● **What to work on**:
Across the listing below, count the lines that mention the string "name". Reply with the figure only.

---------- The input

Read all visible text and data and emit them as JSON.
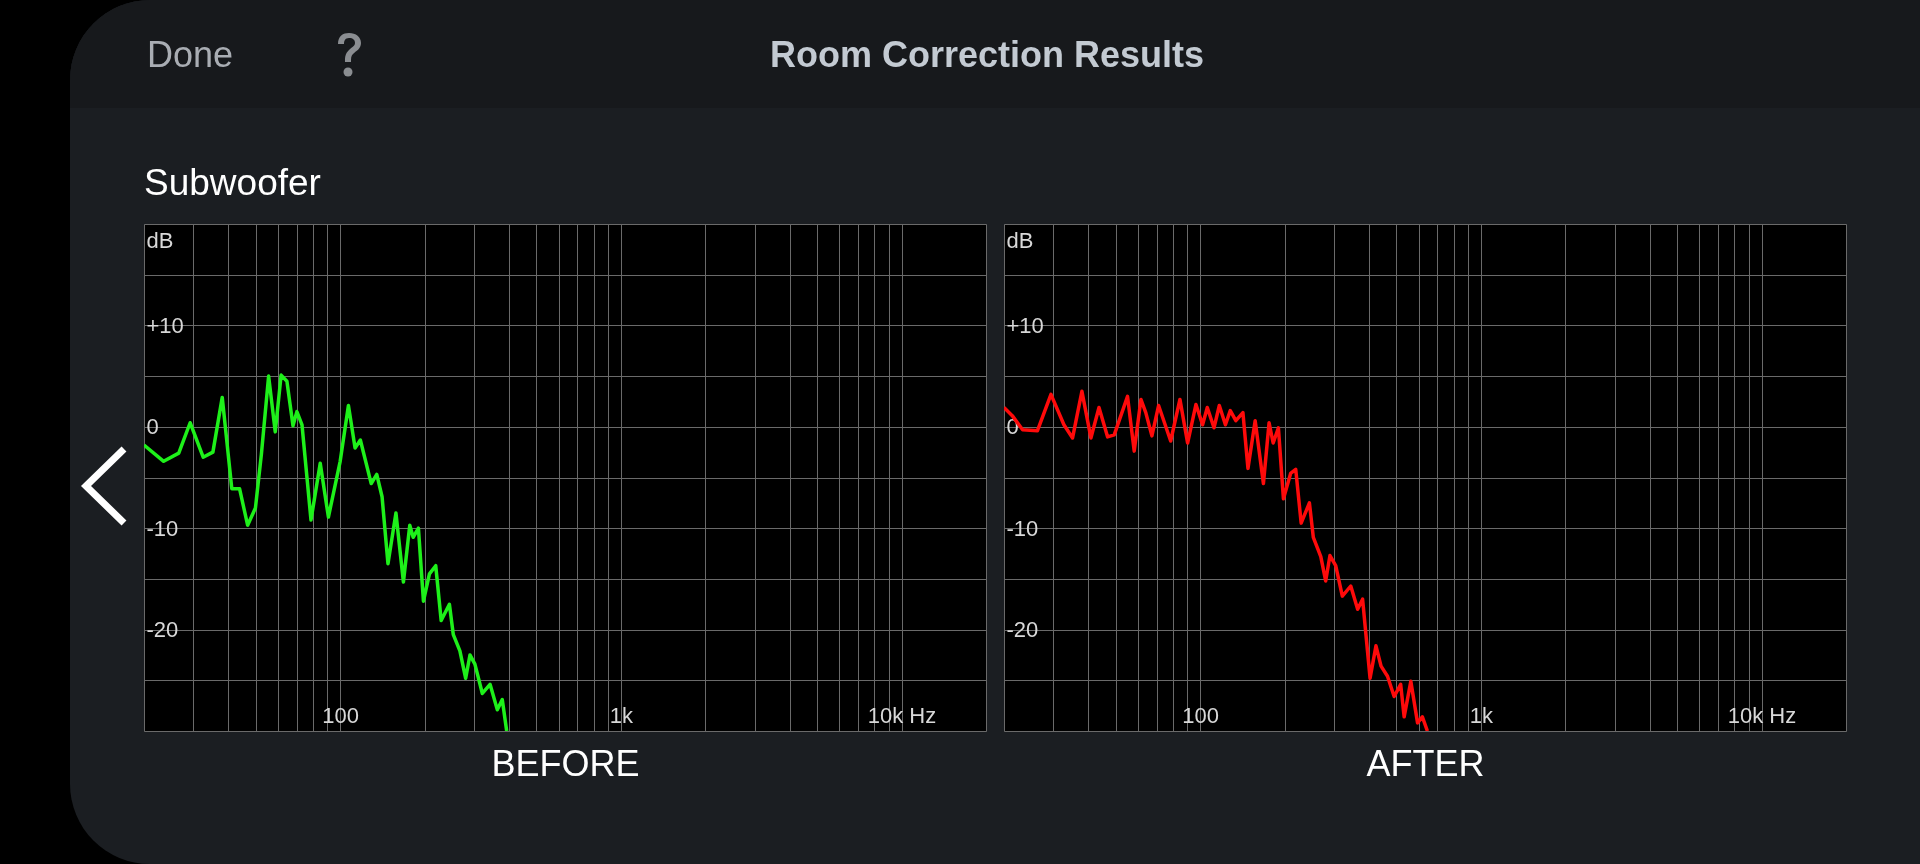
{
  "chart_data": [
    {
      "type": "line",
      "annotations": [
        "Done",
        "Room Correction Results",
        "Subwoofer"
      ],
      "ylabel": "dB",
      "xlabel": "BEFORE",
      "color": "#1ef01a",
      "log": "x",
      "grid": true,
      "x": [
        20,
        23.5,
        26.6,
        29.2,
        32.5,
        35.2,
        38,
        41.1,
        43.8,
        46.8,
        49.9,
        52.4,
        55.6,
        58.7,
        61.6,
        64.6,
        67.9,
        70.1,
        73.1,
        78.7,
        84.9,
        90.8,
        100,
        107,
        113,
        118,
        129,
        135,
        141,
        148,
        158,
        168,
        177,
        182,
        190,
        198,
        208,
        219,
        229,
        245,
        253,
        267,
        280,
        290,
        302,
        321,
        342,
        363,
        378,
        392
      ],
      "values": [
        -1.8,
        -3.4,
        -2.6,
        0.4,
        -3,
        -2.5,
        2.9,
        -6.1,
        -6.1,
        -9.7,
        -8,
        -2.7,
        5,
        -0.5,
        5.1,
        4.5,
        0.1,
        1.5,
        0.2,
        -9.2,
        -3.6,
        -8.9,
        -3.4,
        2.1,
        -2.1,
        -1.3,
        -5.6,
        -4.7,
        -6.9,
        -13.5,
        -8.5,
        -15.3,
        -9.7,
        -10.9,
        -10,
        -17.2,
        -14.5,
        -13.7,
        -19.1,
        -17.5,
        -20.5,
        -22.1,
        -24.8,
        -22.5,
        -23.4,
        -26.3,
        -25.4,
        -27.9,
        -26.9,
        -30
      ],
      "xlim": [
        20,
        20000
      ],
      "xticks": [
        {
          "value": 20,
          "label": null
        },
        {
          "value": 30,
          "label": null
        },
        {
          "value": 40,
          "label": null
        },
        {
          "value": 50,
          "label": null
        },
        {
          "value": 60,
          "label": null
        },
        {
          "value": 70,
          "label": null
        },
        {
          "value": 80,
          "label": null
        },
        {
          "value": 90,
          "label": null
        },
        100,
        {
          "value": 200,
          "label": null
        },
        {
          "value": 300,
          "label": null
        },
        {
          "value": 400,
          "label": null
        },
        {
          "value": 500,
          "label": null
        },
        {
          "value": 600,
          "label": null
        },
        {
          "value": 700,
          "label": null
        },
        {
          "value": 800,
          "label": null
        },
        {
          "value": 900,
          "label": null
        },
        {
          "value": 1000,
          "label": "1k"
        },
        {
          "value": 2000,
          "label": null
        },
        {
          "value": 3000,
          "label": null
        },
        {
          "value": 4000,
          "label": null
        },
        {
          "value": 5000,
          "label": null
        },
        {
          "value": 6000,
          "label": null
        },
        {
          "value": 7000,
          "label": null
        },
        {
          "value": 8000,
          "label": null
        },
        {
          "value": 9000,
          "label": null
        },
        {
          "value": 10000,
          "label": "10k Hz"
        },
        {
          "value": 20000,
          "label": null
        }
      ],
      "ylim": [
        -30,
        20
      ],
      "yticks": [
        {
          "value": 20,
          "label": null
        },
        {
          "value": 15,
          "label": null
        },
        {
          "value": 10,
          "label": "+10"
        },
        {
          "value": 5,
          "label": null
        },
        0,
        {
          "value": -5,
          "label": null
        },
        -10,
        {
          "value": -15,
          "label": null
        },
        -20,
        {
          "value": -25,
          "label": null
        },
        {
          "value": -30,
          "label": null
        }
      ]
    },
    {
      "type": "line",
      "ylabel": "dB",
      "xlabel": "AFTER",
      "color": "#ff0a0a",
      "log": "x",
      "grid": true,
      "x": [
        20,
        21.4,
        23.3,
        26.3,
        29.4,
        32.7,
        35.1,
        37.9,
        40.8,
        43.6,
        46.8,
        49.4,
        55.1,
        58.2,
        61.5,
        64,
        67.3,
        71.1,
        78.5,
        84.7,
        90.2,
        96.6,
        102,
        106,
        112,
        117,
        123,
        128,
        134,
        142,
        148,
        157,
        168,
        176,
        182,
        190,
        198,
        210,
        219,
        229,
        245,
        253,
        269,
        280,
        290,
        304,
        321,
        344,
        364,
        379,
        403,
        423,
        441,
        465,
        491,
        518,
        533,
        563,
        595,
        619,
        645
      ],
      "values": [
        1.9,
        1.1,
        -0.3,
        -0.4,
        3.2,
        0.2,
        -1.1,
        3.5,
        -1.1,
        1.9,
        -1,
        -0.8,
        3,
        -2.4,
        2.7,
        1.4,
        -0.9,
        2.1,
        -1.4,
        2.7,
        -1.6,
        2.2,
        0.2,
        1.9,
        -0.1,
        2.1,
        0.2,
        1.6,
        0.6,
        1.4,
        -4.1,
        0.6,
        -5.6,
        0.4,
        -1.6,
        -0.1,
        -7.1,
        -4.6,
        -4.2,
        -9.5,
        -7.5,
        -10.9,
        -12.8,
        -15.2,
        -12.7,
        -13.7,
        -16.7,
        -15.7,
        -18,
        -17,
        -24.8,
        -21.6,
        -23.6,
        -24.6,
        -26.6,
        -25.4,
        -28.6,
        -25.1,
        -29.2,
        -28.6,
        -30
      ],
      "xlim": [
        20,
        20000
      ],
      "xticks": [
        {
          "value": 20,
          "label": null
        },
        {
          "value": 30,
          "label": null
        },
        {
          "value": 40,
          "label": null
        },
        {
          "value": 50,
          "label": null
        },
        {
          "value": 60,
          "label": null
        },
        {
          "value": 70,
          "label": null
        },
        {
          "value": 80,
          "label": null
        },
        {
          "value": 90,
          "label": null
        },
        100,
        {
          "value": 200,
          "label": null
        },
        {
          "value": 300,
          "label": null
        },
        {
          "value": 400,
          "label": null
        },
        {
          "value": 500,
          "label": null
        },
        {
          "value": 600,
          "label": null
        },
        {
          "value": 700,
          "label": null
        },
        {
          "value": 800,
          "label": null
        },
        {
          "value": 900,
          "label": null
        },
        {
          "value": 1000,
          "label": "1k"
        },
        {
          "value": 2000,
          "label": null
        },
        {
          "value": 3000,
          "label": null
        },
        {
          "value": 4000,
          "label": null
        },
        {
          "value": 5000,
          "label": null
        },
        {
          "value": 6000,
          "label": null
        },
        {
          "value": 7000,
          "label": null
        },
        {
          "value": 8000,
          "label": null
        },
        {
          "value": 9000,
          "label": null
        },
        {
          "value": 10000,
          "label": "10k Hz"
        },
        {
          "value": 20000,
          "label": null
        }
      ],
      "ylim": [
        -30,
        20
      ],
      "yticks": [
        {
          "value": 20,
          "label": null
        },
        {
          "value": 15,
          "label": null
        },
        {
          "value": 10,
          "label": "+10"
        },
        {
          "value": 5,
          "label": null
        },
        0,
        {
          "value": -5,
          "label": null
        },
        -10,
        {
          "value": -15,
          "label": null
        },
        -20,
        {
          "value": -25,
          "label": null
        },
        {
          "value": -30,
          "label": null
        }
      ]
    }
  ]
}
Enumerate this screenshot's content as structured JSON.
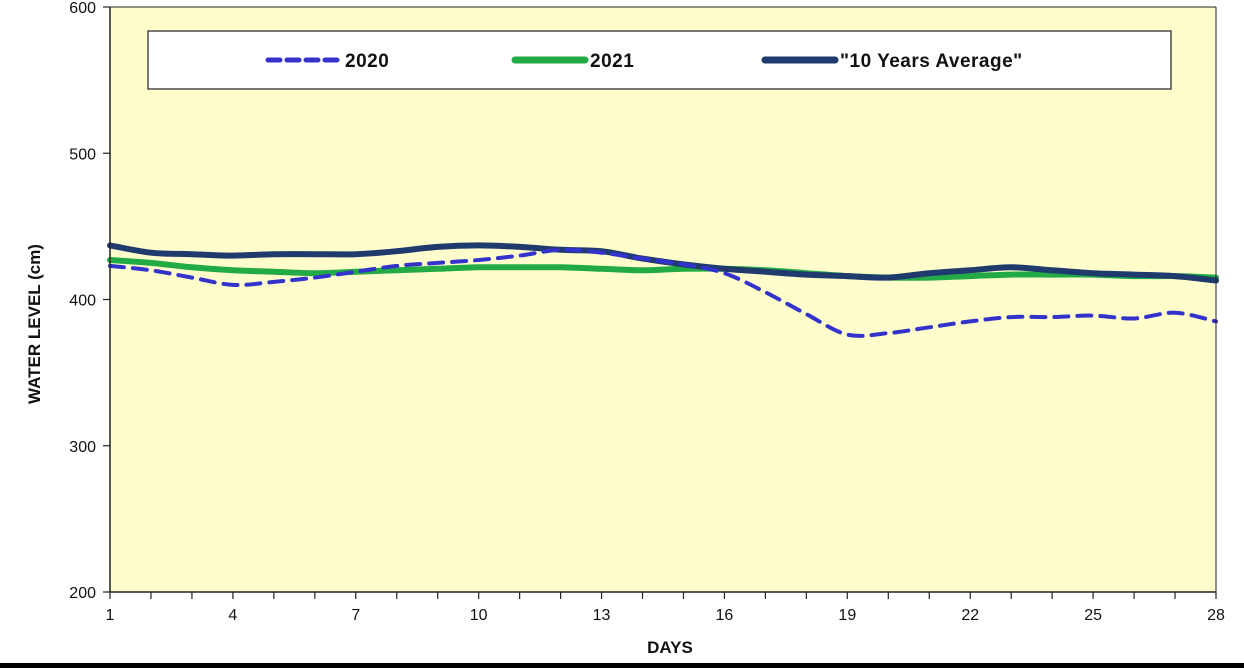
{
  "chart_data": {
    "type": "line",
    "xlabel": "DAYS",
    "ylabel": "WATER LEVEL (cm)",
    "xlim": [
      1,
      28
    ],
    "ylim": [
      200,
      600
    ],
    "y_ticks": [
      200,
      300,
      400,
      500,
      600
    ],
    "x_tick_labels": [
      "1",
      "4",
      "7",
      "10",
      "13",
      "16",
      "19",
      "22",
      "25",
      "28"
    ],
    "grid": false,
    "legend_position": "top",
    "plot_background": "#FFFDCC",
    "series": [
      {
        "name": "2020",
        "color": "#3333CC",
        "style": "dashed",
        "x": [
          1,
          2,
          3,
          4,
          5,
          6,
          7,
          8,
          9,
          10,
          11,
          12,
          13,
          14,
          15,
          16,
          17,
          18,
          19,
          20,
          21,
          22,
          23,
          24,
          25,
          26,
          27,
          28
        ],
        "values": [
          423,
          420,
          415,
          410,
          412,
          415,
          419,
          423,
          425,
          427,
          430,
          434,
          432,
          428,
          424,
          418,
          405,
          390,
          376,
          377,
          381,
          385,
          388,
          388,
          389,
          387,
          391,
          385
        ]
      },
      {
        "name": "2021",
        "color": "#22AA44",
        "style": "solid",
        "x": [
          1,
          2,
          3,
          4,
          5,
          6,
          7,
          8,
          9,
          10,
          11,
          12,
          13,
          14,
          15,
          16,
          17,
          18,
          19,
          20,
          21,
          22,
          23,
          24,
          25,
          26,
          27,
          28
        ],
        "values": [
          427,
          425,
          422,
          420,
          419,
          418,
          419,
          420,
          421,
          422,
          422,
          422,
          421,
          420,
          421,
          421,
          420,
          418,
          416,
          415,
          415,
          416,
          417,
          417,
          417,
          416,
          416,
          415
        ]
      },
      {
        "name": "\"10 Years Average\"",
        "color": "#1F3B6E",
        "style": "solid",
        "x": [
          1,
          2,
          3,
          4,
          5,
          6,
          7,
          8,
          9,
          10,
          11,
          12,
          13,
          14,
          15,
          16,
          17,
          18,
          19,
          20,
          21,
          22,
          23,
          24,
          25,
          26,
          27,
          28
        ],
        "values": [
          437,
          432,
          431,
          430,
          431,
          431,
          431,
          433,
          436,
          437,
          436,
          434,
          433,
          428,
          424,
          421,
          419,
          417,
          416,
          415,
          418,
          420,
          422,
          420,
          418,
          417,
          416,
          413
        ]
      }
    ]
  }
}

--------------------

● **Response to this exercise**:
3